>> start Supplied information

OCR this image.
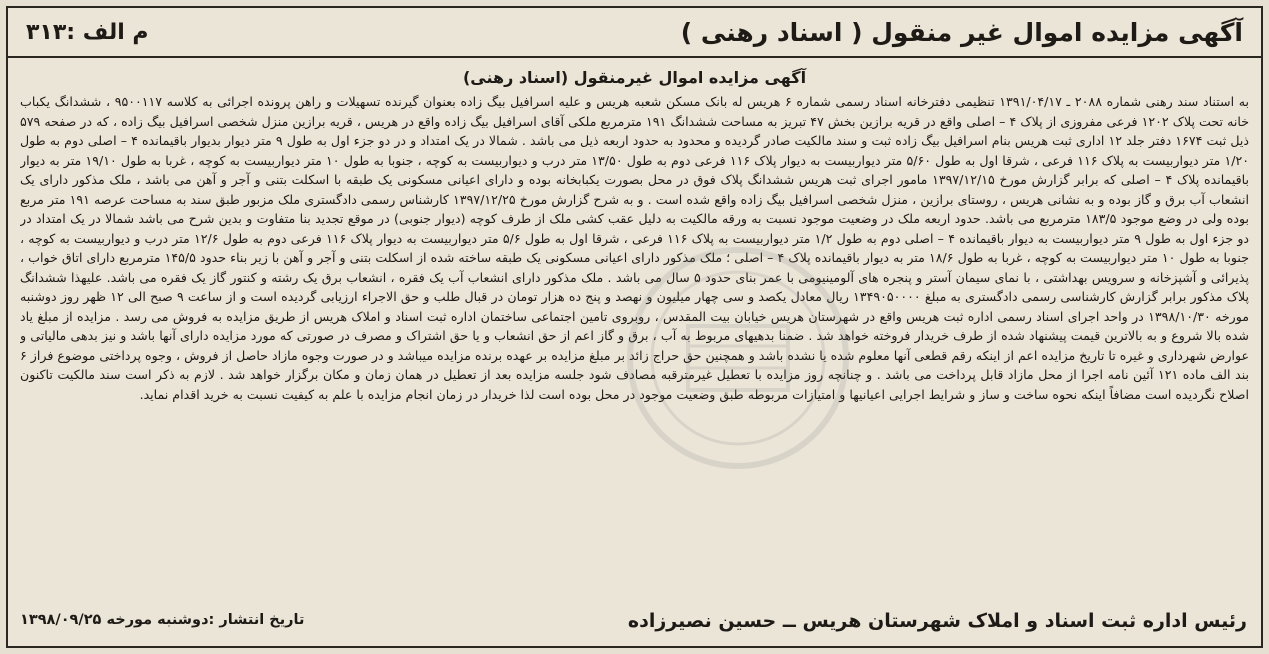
آگهی مزایده اموال غیر منقول ( اسناد رهنی )
م الف :۳۱۳
آگهی مزایده اموال غیرمنقول (اسناد رهنی)
به استناد سند رهنی شماره ۲۰۸۸ ـ ۱۳۹۱/۰۴/۱۷ تنظیمی دفترخانه اسناد رسمی شماره ۶ هریس له بانک مسکن شعبه هریس و علیه اسرافیل بیگ زاده بعنوان گیرنده تسهیلات و راهن پرونده اجرائی به کلاسه ۹۵۰۰۱۱۷ ، ششدانگ یکباب خانه تحت پلاک ۱۲۰۲ فرعی مفروزی از پلاک ۴ – اصلی واقع در قریه برازین بخش ۴۷ تبریز به مساحت ششدانگ ۱۹۱ مترمربع ملکی آقای اسرافیل بیگ زاده واقع در هریس ، قریه برازین منزل شخصی اسرافیل بیگ زاده ، که در صفحه ۵۷۹ ذیل ثبت ۱۶۷۴ دفتر جلد ۱۲ اداری ثبت هریس بنام اسرافیل بیگ زاده ثبت و سند مالکیت صادر گردیده و محدود به حدود اربعه ذیل می باشد . شمالا در یک امتداد و در دو جزء اول به طول ۹ متر دیوار بدیوار باقیمانده ۴ – اصلی دوم به طول ۱/۲۰ متر دیواربیست به پلاک ۱۱۶ فرعی ، شرقا اول به طول ۵/۶۰ متر دیواربیست به دیوار پلاک ۱۱۶ فرعی دوم به طول ۱۳/۵۰ متر درب و دیواربیست به کوچه ، جنوبا به طول ۱۰ متر دیواربیست به کوچه ، غربا به طول ۱۹/۱۰ متر به دیوار باقیمانده پلاک ۴ – اصلی که برابر گزارش مورخ ۱۳۹۷/۱۲/۱۵ مامور اجرای ثبت هریس ششدانگ پلاک فوق در محل بصورت یکبابخانه بوده و دارای اعیانی مسکونی یک طبقه با اسکلت بتنی و آجر و آهن می باشد ، ملک مذکور دارای یک انشعاب آب برق و گاز بوده و به نشانی هریس ، روستای برازین ، منزل شخصی اسرافیل بیگ زاده واقع شده است . و به شرح گزارش مورخ ۱۳۹۷/۱۲/۲۵ کارشناس رسمی دادگستری ملک مزبور طبق سند به مساحت عرصه ۱۹۱ متر مربع بوده ولی در وضع موجود ۱۸۳/۵ مترمربع می باشد. حدود اربعه ملک در وضعیت موجود نسبت به ورقه مالکیت به دلیل عقب کشی ملک از طرف کوچه (دیوار جنوبی) در موقع تجدید بنا متفاوت و بدین شرح می باشد شمالا در یک امتداد در دو جزء اول به طول ۹ متر دیواربیست به دیوار باقیمانده ۴ – اصلی دوم به طول ۱/۲ متر دیواربیست به پلاک ۱۱۶ فرعی ، شرقا اول به طول ۵/۶ متر دیواربیست به دیوار پلاک ۱۱۶ فرعی دوم به طول ۱۲/۶ متر درب و دیواربیست به کوچه ، جنوبا به طول ۱۰ متر دیواربیست به کوچه ، غربا به طول ۱۸/۶ متر به دیوار باقیمانده پلاک ۴ – اصلی ؛ ملک مذکور دارای اعیانی مسکونی یک طبقه ساخته شده از اسکلت بتنی و آجر و آهن با زیر بناء حدود ۱۴۵/۵ مترمربع دارای اتاق خواب ، پذیرائی و آشپزخانه و سرویس بهداشتی ، با نمای سیمان آستر و پنجره های آلومینیومی با عمر بنای حدود ۵ سال می باشد . ملک مذکور دارای انشعاب آب یک فقره ، انشعاب برق یک رشته و کنتور گاز یک فقره می باشد. علیهذا ششدانگ پلاک مذکور برابر گزارش کارشناسی رسمی دادگستری به مبلغ ۱۳۴۹۰۵۰۰۰۰ ریال معادل یکصد و سی چهار میلیون و نهصد و پنج ده هزار تومان در قبال طلب و حق الاجراء ارزیابی گردیده است و از ساعت ۹ صبح الی ۱۲ ظهر روز دوشنبه مورخه ۱۳۹۸/۱۰/۳۰ در واحد اجرای اسناد رسمی اداره ثبت هریس واقع در شهرستان هریس خیابان بیت المقدس ، روبروی تامین اجتماعی ساختمان اداره ثبت اسناد و املاک هریس از طریق مزایده به فروش می رسد . مزایده از مبلغ یاد شده بالا شروع و به بالاترین قیمت پیشنهاد شده از طرف خریدار فروخته خواهد شد . ضمنا بدهیهای مربوط به آب ، برق و گاز اعم از حق انشعاب و یا حق اشتراک و مصرف در صورتی که مورد مزایده دارای آنها باشد و نیز بدهی مالیاتی و عوارض شهرداری و غیره تا تاریخ مزایده اعم از اینکه رقم قطعی آنها معلوم شده یا نشده باشد و همچنین حق حراج زائد بر مبلغ مزایده بر عهده برنده مزایده میباشد و در صورت وجوه مازاد حاصل از فروش ، وجوه پرداختی موضوع فراز ۶ بند الف ماده ۱۲۱ آئین نامه اجرا از محل مازاد قابل پرداخت می باشد . و چنانچه روز مزایده با تعطیل غیرمترقبه مصادف شود جلسه مزایده بعد از تعطیل در همان زمان و مکان برگزار خواهد شد . لازم به ذکر است سند مالکیت تاکنون اصلاح نگردیده است مضافاً اینکه نحوه ساخت و ساز و شرایط اجرایی اعیانیها و امتیازات مربوطه طبق وضعیت موجود در محل بوده است لذا خریدار در زمان انجام مزایده با علم به کیفیت نسبت به خرید اقدام نماید.
تاریخ انتشار :دوشنبه مورخه ۱۳۹۸/۰۹/۲۵	رئیس اداره ثبت اسناد و املاک شهرستان هریس ــ حسین نصیرزاده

>> end Supplied information

(Task requirements) Scan the listing above for the word "آگهی" and copy every line that holds it.

(Output)
آگهی مزایده اموال غیر منقول ( اسناد رهنی )
آگهی مزایده اموال غیرمنقول (اسناد رهنی)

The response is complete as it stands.